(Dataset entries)
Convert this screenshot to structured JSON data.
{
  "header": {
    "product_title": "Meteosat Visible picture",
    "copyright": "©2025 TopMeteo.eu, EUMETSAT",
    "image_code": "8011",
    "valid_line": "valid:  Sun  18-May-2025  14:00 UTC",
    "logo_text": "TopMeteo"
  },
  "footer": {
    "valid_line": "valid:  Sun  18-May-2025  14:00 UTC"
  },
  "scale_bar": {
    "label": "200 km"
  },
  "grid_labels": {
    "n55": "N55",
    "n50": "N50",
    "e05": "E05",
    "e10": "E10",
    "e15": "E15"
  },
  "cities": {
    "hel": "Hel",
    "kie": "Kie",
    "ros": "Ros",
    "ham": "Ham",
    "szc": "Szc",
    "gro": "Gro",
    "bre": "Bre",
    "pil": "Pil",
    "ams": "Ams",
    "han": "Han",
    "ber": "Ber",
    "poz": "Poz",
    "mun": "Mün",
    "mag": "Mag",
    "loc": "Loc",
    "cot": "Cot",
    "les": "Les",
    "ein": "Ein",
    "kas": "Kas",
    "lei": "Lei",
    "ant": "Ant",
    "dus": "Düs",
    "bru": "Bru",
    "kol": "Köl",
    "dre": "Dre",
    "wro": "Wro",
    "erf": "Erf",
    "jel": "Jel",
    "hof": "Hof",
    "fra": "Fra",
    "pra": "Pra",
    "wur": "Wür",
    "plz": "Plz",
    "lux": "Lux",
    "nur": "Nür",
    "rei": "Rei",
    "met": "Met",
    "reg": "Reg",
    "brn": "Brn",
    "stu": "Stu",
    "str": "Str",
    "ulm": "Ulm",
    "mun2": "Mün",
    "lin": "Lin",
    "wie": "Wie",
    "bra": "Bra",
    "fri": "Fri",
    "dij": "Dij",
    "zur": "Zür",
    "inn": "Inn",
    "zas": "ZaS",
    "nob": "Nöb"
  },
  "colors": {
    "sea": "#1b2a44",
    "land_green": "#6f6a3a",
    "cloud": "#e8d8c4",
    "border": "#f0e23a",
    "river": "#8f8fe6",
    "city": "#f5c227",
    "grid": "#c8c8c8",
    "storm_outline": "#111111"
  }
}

Direction:
Collect the lines that hold "TopMeteo".

Problem solution:
    "copyright": "©2025 TopMeteo.eu, EUMETSAT",
    "logo_text": "TopMeteo"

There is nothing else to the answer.